Listed entries:

=====

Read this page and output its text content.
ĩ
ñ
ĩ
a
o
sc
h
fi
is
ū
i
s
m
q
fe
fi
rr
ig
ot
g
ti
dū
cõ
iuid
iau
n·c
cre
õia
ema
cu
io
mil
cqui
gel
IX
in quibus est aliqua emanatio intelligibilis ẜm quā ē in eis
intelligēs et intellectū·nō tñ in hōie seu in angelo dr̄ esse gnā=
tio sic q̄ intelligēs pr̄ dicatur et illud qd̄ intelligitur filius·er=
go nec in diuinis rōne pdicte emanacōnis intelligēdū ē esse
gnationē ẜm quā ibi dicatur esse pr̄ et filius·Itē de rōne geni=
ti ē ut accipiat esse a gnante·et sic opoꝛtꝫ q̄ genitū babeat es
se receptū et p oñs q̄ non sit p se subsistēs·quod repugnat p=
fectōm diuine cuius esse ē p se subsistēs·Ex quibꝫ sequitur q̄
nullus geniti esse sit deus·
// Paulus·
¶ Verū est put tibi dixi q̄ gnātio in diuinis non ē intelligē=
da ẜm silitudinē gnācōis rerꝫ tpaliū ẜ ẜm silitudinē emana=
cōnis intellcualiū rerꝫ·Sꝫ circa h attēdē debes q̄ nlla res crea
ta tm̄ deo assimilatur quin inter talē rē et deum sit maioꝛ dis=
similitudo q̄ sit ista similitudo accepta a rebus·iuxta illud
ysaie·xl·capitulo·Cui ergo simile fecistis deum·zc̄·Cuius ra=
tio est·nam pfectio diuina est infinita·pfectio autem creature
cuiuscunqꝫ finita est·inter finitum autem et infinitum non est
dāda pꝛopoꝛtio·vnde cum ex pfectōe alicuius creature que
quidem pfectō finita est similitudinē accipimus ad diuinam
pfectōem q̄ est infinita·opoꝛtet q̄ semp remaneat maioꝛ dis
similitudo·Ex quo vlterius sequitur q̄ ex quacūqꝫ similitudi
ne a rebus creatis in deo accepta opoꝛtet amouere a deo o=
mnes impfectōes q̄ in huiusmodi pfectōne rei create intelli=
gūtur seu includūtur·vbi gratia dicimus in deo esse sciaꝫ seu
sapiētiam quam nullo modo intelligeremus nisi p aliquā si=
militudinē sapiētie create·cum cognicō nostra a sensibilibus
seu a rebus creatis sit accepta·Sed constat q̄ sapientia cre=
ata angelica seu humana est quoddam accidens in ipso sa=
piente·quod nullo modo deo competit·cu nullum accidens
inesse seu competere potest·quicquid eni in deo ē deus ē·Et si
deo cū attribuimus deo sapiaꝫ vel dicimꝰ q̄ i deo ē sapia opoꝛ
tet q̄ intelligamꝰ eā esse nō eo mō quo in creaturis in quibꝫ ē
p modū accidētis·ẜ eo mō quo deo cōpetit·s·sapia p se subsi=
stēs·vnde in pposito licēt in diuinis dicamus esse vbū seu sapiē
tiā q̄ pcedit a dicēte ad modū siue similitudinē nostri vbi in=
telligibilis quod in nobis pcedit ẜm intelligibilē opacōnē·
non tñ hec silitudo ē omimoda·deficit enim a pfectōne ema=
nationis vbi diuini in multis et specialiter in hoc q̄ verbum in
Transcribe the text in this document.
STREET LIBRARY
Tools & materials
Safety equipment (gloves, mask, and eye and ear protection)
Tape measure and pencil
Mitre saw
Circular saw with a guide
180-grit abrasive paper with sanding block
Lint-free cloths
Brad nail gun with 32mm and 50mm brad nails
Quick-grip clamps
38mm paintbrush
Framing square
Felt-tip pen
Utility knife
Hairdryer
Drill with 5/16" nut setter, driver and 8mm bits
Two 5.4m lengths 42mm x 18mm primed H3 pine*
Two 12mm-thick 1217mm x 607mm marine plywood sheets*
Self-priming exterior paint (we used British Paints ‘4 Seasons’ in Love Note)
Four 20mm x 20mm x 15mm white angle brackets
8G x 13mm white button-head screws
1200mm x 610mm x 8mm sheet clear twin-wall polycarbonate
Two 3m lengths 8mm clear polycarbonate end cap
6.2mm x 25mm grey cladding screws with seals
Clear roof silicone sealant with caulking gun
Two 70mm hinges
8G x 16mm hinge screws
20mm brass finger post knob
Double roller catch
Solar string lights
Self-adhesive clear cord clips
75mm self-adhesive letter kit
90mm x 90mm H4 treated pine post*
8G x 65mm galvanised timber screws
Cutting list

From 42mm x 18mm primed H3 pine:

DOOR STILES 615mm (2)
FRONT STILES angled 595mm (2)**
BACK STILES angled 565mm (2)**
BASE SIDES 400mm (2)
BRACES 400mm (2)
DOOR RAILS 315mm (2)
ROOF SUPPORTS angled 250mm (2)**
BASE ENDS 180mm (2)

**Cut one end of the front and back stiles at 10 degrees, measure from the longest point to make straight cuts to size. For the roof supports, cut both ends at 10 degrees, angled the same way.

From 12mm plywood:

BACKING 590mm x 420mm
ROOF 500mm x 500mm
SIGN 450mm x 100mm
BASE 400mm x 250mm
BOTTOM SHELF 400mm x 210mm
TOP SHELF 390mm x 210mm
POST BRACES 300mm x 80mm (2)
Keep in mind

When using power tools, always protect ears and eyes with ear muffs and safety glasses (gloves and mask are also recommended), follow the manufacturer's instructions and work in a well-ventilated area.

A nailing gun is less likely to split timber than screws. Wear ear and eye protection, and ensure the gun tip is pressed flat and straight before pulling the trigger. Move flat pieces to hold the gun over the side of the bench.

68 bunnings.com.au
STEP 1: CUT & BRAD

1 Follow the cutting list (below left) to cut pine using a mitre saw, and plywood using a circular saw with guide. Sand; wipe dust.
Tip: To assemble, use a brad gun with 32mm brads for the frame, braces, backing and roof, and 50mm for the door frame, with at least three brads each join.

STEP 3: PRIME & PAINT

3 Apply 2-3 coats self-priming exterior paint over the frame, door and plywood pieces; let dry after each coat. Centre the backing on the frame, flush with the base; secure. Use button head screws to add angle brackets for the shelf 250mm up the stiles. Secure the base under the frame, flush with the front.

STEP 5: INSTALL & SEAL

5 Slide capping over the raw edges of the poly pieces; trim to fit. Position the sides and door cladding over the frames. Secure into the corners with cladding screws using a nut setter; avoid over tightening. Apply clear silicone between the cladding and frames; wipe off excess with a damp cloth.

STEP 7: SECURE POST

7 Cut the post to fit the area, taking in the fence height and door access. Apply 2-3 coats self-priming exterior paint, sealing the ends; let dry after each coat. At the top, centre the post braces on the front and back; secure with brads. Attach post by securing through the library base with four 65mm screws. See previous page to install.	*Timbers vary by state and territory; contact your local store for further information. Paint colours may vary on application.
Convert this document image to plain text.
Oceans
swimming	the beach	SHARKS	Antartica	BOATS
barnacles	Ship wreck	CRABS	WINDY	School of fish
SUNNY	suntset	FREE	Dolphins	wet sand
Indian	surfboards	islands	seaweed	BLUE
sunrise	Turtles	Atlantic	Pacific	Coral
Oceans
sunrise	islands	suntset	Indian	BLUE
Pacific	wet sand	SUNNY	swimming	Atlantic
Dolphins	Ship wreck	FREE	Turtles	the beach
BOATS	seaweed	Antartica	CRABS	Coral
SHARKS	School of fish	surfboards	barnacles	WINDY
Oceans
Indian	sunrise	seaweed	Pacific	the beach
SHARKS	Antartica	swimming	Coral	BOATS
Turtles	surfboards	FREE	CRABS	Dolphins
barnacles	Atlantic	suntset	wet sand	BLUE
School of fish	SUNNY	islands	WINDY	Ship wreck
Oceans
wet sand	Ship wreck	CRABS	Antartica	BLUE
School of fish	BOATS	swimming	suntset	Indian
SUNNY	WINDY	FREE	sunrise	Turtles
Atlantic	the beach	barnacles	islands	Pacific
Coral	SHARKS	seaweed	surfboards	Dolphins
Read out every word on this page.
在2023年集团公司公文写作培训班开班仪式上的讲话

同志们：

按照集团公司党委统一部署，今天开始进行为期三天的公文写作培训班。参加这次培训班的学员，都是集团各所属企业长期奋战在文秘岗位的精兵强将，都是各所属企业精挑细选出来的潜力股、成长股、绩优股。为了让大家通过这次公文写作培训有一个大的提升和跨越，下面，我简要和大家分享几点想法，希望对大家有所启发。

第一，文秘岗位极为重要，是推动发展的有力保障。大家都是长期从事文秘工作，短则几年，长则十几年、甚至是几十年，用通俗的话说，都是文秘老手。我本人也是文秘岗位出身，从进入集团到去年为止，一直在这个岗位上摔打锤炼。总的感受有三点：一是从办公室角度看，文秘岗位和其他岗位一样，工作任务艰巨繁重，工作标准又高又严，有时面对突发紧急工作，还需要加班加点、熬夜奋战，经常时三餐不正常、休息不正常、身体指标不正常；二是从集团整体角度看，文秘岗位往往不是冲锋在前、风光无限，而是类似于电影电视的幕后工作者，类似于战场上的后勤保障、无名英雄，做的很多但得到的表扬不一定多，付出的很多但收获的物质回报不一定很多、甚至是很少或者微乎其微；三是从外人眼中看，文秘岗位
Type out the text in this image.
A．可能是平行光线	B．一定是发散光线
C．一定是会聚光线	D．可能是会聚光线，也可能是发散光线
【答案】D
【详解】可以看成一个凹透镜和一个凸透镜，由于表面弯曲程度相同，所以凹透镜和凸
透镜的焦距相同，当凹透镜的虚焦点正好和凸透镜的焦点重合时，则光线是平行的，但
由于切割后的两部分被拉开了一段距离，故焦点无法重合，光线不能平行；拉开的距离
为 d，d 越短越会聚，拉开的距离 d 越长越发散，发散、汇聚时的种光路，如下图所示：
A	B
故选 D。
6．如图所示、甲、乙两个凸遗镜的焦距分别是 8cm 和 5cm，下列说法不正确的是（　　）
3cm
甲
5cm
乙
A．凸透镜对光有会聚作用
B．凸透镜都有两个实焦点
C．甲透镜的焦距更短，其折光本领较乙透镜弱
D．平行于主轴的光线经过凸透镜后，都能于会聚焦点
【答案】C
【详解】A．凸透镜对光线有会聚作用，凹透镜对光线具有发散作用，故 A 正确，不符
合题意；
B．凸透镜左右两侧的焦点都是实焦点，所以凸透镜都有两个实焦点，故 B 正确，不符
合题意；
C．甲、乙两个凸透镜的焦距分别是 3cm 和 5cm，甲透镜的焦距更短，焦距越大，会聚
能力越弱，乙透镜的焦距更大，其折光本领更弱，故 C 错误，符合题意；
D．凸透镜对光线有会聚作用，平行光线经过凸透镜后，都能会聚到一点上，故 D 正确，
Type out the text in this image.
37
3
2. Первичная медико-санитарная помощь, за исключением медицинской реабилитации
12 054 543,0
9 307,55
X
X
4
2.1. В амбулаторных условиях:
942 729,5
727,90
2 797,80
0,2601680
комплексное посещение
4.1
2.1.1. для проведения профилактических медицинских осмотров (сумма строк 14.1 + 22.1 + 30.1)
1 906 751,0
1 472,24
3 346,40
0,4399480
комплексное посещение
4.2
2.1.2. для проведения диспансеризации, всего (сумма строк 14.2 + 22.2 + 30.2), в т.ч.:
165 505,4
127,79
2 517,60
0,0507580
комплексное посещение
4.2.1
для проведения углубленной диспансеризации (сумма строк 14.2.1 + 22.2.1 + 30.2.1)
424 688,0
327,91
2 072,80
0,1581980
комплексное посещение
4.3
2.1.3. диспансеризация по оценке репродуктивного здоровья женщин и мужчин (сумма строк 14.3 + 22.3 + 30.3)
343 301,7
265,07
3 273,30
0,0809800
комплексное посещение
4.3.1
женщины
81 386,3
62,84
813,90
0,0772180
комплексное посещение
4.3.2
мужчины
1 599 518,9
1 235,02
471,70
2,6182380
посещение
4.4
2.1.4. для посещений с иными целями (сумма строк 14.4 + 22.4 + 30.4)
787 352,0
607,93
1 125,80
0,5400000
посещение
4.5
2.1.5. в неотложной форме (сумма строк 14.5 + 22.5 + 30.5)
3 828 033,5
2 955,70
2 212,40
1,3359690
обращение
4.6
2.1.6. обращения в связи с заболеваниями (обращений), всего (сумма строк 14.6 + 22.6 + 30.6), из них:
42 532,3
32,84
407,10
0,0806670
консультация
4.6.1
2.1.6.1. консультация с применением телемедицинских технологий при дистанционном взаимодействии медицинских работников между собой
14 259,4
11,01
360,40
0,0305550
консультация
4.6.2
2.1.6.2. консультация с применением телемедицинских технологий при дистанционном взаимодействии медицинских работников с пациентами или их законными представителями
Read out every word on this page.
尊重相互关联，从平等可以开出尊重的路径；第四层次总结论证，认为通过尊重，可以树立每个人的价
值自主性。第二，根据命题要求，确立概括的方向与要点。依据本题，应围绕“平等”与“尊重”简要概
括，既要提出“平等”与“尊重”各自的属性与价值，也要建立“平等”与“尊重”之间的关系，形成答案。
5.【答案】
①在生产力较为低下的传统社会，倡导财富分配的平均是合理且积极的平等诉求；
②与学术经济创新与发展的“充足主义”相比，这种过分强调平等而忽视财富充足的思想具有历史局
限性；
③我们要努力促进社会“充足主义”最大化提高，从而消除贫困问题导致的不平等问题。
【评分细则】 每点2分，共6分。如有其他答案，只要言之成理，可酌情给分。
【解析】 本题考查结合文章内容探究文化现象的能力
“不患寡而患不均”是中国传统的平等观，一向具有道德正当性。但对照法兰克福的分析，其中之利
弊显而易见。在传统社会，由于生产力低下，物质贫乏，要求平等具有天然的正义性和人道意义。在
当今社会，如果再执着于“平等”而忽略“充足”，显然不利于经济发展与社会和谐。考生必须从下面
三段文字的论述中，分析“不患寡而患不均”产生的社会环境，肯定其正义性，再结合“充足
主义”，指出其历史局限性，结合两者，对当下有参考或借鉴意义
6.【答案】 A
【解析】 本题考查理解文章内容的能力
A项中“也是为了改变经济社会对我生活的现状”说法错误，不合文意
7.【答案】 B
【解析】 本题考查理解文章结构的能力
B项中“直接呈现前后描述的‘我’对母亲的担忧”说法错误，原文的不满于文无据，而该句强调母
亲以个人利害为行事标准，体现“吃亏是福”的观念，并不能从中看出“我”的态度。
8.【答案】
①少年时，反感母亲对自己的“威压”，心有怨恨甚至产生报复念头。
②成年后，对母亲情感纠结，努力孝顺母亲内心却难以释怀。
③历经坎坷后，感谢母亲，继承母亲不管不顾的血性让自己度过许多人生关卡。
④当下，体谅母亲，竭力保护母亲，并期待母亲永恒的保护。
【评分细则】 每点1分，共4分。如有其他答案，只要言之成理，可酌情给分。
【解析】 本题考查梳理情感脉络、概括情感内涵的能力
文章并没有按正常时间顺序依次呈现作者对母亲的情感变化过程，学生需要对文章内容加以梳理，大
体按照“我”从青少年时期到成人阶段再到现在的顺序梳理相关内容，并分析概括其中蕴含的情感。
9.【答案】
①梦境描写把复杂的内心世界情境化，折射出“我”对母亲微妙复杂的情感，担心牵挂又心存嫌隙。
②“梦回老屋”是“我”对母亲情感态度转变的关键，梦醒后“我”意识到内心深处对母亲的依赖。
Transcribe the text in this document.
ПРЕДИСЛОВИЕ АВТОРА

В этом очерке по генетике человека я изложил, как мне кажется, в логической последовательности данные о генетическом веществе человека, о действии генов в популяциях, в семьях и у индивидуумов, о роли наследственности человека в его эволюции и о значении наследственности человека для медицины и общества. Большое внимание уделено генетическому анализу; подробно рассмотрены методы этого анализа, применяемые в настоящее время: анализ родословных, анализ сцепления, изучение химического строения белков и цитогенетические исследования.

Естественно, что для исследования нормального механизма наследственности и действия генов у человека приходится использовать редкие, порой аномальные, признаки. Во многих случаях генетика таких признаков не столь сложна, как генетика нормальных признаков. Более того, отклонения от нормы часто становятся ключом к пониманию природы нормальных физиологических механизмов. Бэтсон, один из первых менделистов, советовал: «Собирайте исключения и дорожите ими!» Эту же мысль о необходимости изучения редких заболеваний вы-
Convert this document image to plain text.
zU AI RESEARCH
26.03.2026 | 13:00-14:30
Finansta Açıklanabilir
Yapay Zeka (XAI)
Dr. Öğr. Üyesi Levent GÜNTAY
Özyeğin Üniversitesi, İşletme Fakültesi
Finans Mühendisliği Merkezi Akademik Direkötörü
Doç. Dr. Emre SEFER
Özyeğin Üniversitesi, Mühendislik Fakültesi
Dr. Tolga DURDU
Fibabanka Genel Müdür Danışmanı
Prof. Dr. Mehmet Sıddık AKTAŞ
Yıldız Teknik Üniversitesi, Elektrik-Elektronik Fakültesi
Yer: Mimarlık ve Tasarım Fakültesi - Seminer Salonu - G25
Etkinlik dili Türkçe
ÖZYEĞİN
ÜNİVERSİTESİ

=====

Exercise description: From the entries above, return each line with the word "seaweed" in it.

Written answer:
Indian	surfboards	islands	seaweed	BLUE
BOATS	seaweed	Antartica	CRABS	Coral
Indian	sunrise	seaweed	Pacific	the beach
Coral	SHARKS	seaweed	surfboards	Dolphins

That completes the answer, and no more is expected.